#### Exercício
Transcreva, do texto sobre os jogos entre Boavista e Estrela da Amadora, o trecho que começa em "Numa altura em" e segue até "vice-líder Sporting.".

#### Texto fornecido

━━━

A minha primeira memória de… um jogo entre Boavista e Estrela da Amadora
Rui Óscar pontapeia a bola perante a pressão de Semedo
Embora não tenha qualquer afinidade
com os clubes em causa, lembro-me bem dos dois jogos em que se defrontaram na I
Liga em 2003-04. Porquê? Porque o Estrela
da Amadora, apesar de ter vários futebolistas que nas épocas anteriores
haviam passado por alguns dos grandes, como os ex-benfiquistas
Paulo Madeira, Rui Baião e Sabry e o ex-sportinguista
Marcos, foi uma espécie de saco de pancada das outras equipas no campeonato.
Apenas somou 17 pontos em 34 jornadas – só o Penafiel
de 2005-06 fez pior com 34 jornadas e vitória a valer três pontos (15) –,
resultado de 25 derrotas, cinco empates e apenas quatro triunfos. E, desses
quatro triunfos, dois foram frente ao Boavista,
na Reboleira e no Bessa. Na altura achei tão curioso que não mais me esqueci.
Numa altura em que um homem da
casa, Miguel Quaresma, já havia sucedido ao “luvas pretas” João Alves no
comando técnico, os amadorenses
partiram para a 12.ª jornada no último classificado, com apenas quatro pontos,
ao passo que o Boavista
de Erwin Sánchez ocupava a um interessante quinto lugar, a dois pontos do
vice-líder Sporting.
Os axadrezados, que continuavam a ter na equipa os campeões William, Rui Óscar,
Martelinho, Duda, Frechaut e Jorge Silva e ainda contavam com Ricardo Silva, Raul
Meireles, Ricardo Sousa e Fary, entre outros, tinha uma equipa claramente
candidata a um lugar europeu e estavam a ter um bom início de época. Mas, na
Reboleira, o Estrela
agigantou-se, mostrando uma versão que pouco tinha sido avistada naquela época.

━━━

#### Material fornecido
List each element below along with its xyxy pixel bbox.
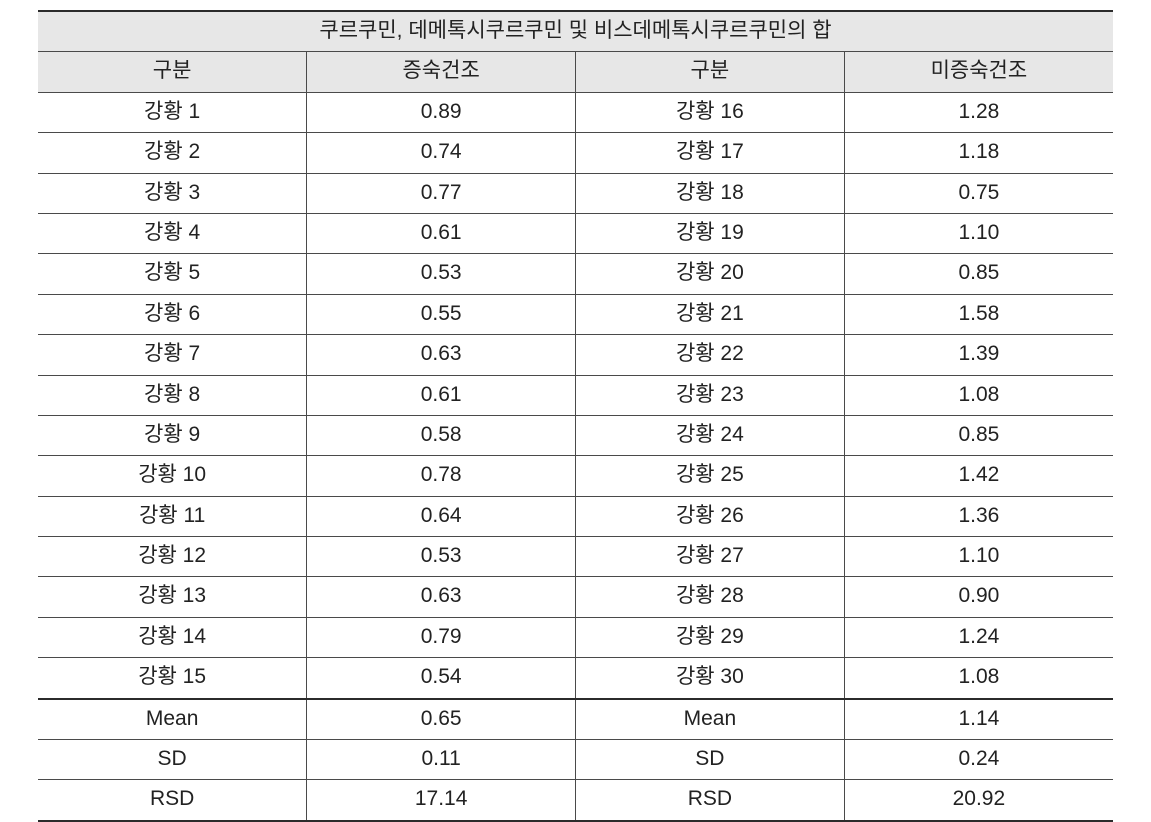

━━━

#### Resposta completa
Numa altura em que um homem da
casa, Miguel Quaresma, já havia sucedido ao “luvas pretas” João Alves no
comando técnico, os amadorenses
partiram para a 12.ª jornada no último classificado, com apenas quatro pontos,
ao passo que o Boavista
de Erwin Sánchez ocupava a um interessante quinto lugar, a dois pontos do
vice-líder Sporting.